-- Directions --
a) From the payroll terminations guide, extract the passage from "This guide walks" to "payments are taxed.".
b) List the main termination types named in the payroll terminations guide.

>> Begin Reading text

What to Do When an Employee Leaves - Payroll Terminations Explained
An employee handing in their resignation, or being let go, is one of those moments where payroll can go wrong. Miss an entitlement, get the tax wrong, or forget to notify the ATO and you're looking at Fair Work disputes, ATO penalties or both.
This guide walks through exactly what you need to do when an employee leaves your business, in the right order, so nothing gets missed.
Step 1. Establish the termination date and reason
Before you process anything, confirm two things: the employee's last day of employment and the reason for leaving. The reason matters because it affects what entitlements are owed and how certain payments are taxed.
The main termination types are resignation, redundancy, dismissal and end of contract. Each has different implications for leave payouts and Employment Termination Payments, which are covered below.
Step 2. Calculate what the employee is owed
Final pay in Australia must include everything the employee has earned up to and including their last day. This typically includes:
Wages for hours worked. All ordinary hours, overtime and allowances up to the termination date.
Accrued annual leave. Any unused annual leave must be paid out in full. It cannot be forfeited. Annual leave is paid at the employee's ordinary rate of pay plus leave loading if applicable under their award or agreement.
Annual leave loading. Check the relevant Modern Award. Not all employees are entitled to leave loading on termination, but many are.
Long service leave. Entitlements vary by state and territory and by the reason for termination. In most states, an employee becomes entitled to a payout of long service leave after seven years of continuous service, even if they resign.
Notice period. If the employee is being let go and you choose to pay out their notice rather than have them work it, this amount must be included in the final pay. If an employee resigns and does not work their notice period, the rules around whether you can withhold pay vary, check the relevant award.
What is not paid out. Personal leave (sick leave and carer's leave) is generally not paid out on termination. This is one of the most common questions employers have and the answer in most cases is no.
Step 3. Check whether an Employment Termination Payment applies
An Employment Termination Payment is a lump sum payment made on termination that receives special tax treatment. Not every termination involves an ETP, it depends on what the final pay is made up of.
ETPs typically arise in situations involving genuine redundancy, approved early retirement schemes or certain contractual entitlements. They are taxed differently to ordinary wages and must be reported to the ATO separately through STP.
If you are unsure whether an ETP applies in your situation, speak with your accountant or bookkeeper before processing the pay run. Getting ETP classification wrong has tax consequences for both you and the employee.

>> End Reading text
>> Begin Dataset

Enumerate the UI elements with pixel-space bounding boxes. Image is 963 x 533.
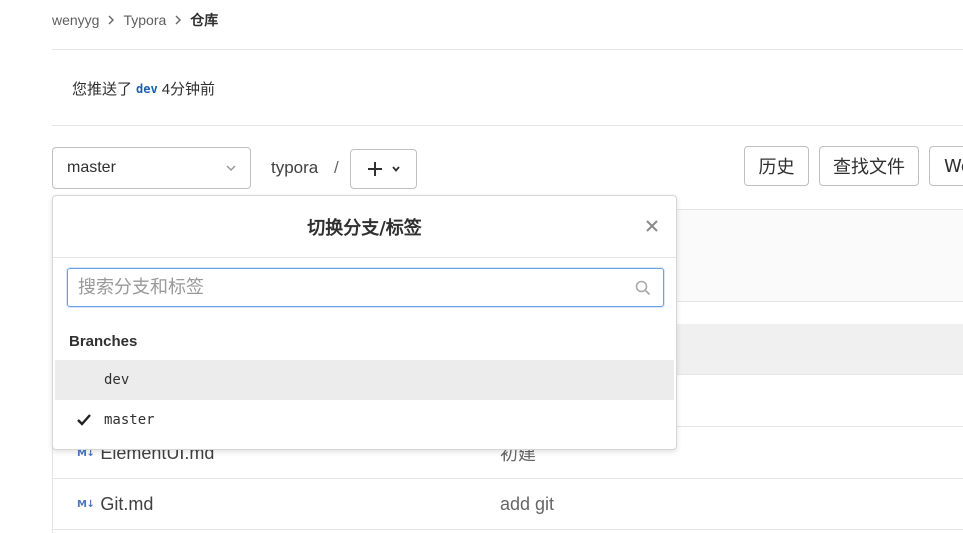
push-notice-time: 4分钟前 [161,81,216,98]
divider [53,257,676,258]
chevron-right-icon [170,12,186,28]
dropdown-title: 切换分支/标签 [307,218,422,239]
branch-name: master [104,412,155,428]
file-name-cell[interactable]: M↓ Git.md [77,494,153,515]
branches-section-label: Branches [69,333,138,350]
path-root-link[interactable]: typora [271,158,318,178]
web-ide-button[interactable]: We [929,146,963,186]
find-file-button[interactable]: 查找文件 [819,146,919,186]
check-icon [77,414,91,426]
close-icon[interactable] [644,218,660,234]
divider [52,125,963,126]
search-icon [635,280,651,296]
markdown-icon: M↓ [77,498,95,510]
breadcrumb-current: 仓库 [190,12,219,28]
table-row[interactable]: M↓ Git.md add git [53,479,963,530]
branch-search-field[interactable] [67,268,664,307]
push-notice: 您推送了 dev 4分钟前 [72,78,215,99]
branch-selector[interactable]: master [52,147,251,189]
push-notice-prefix: 您推送了 [72,81,133,98]
branch-item-dev[interactable]: dev [55,360,674,400]
chevron-right-icon [103,12,119,28]
divider [52,49,963,50]
add-file-dropdown-button[interactable] [350,149,417,189]
switch-branch-dropdown: 切换分支/标签 Branches dev master [52,195,677,450]
breadcrumb-project-link[interactable]: Typora [123,12,166,28]
history-button[interactable]: 历史 [744,146,809,186]
commit-message[interactable]: add git [500,494,554,515]
branch-name: dev [104,372,130,388]
breadcrumb: wenyyg Typora 仓库 [52,10,218,30]
branch-item-master[interactable]: master [55,400,674,440]
path-separator: / [334,158,339,177]
chevron-down-icon [391,166,400,172]
chevron-down-icon [226,165,236,172]
branch-search-input[interactable] [78,277,618,298]
breadcrumb-user-link[interactable]: wenyyg [52,12,99,28]
push-notice-branch-link[interactable]: dev [136,82,158,96]
file-name[interactable]: Git.md [100,494,153,515]
branch-selector-value: master [67,159,116,176]
plus-icon [367,162,382,176]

>> End Dataset

-- Answers to each task --
a)
This guide walks through exactly what you need to do when an employee leaves your business, in the right order, so nothing gets missed.
Step 1. Establish the termination date and reason
Before you process anything, confirm two things: the employee's last day of employment and the reason for leaving. The reason matters because it affects what entitlements are owed and how certain payments are taxed.

b)
- Resignation
- Redundancy
- Dismissal
- End of contract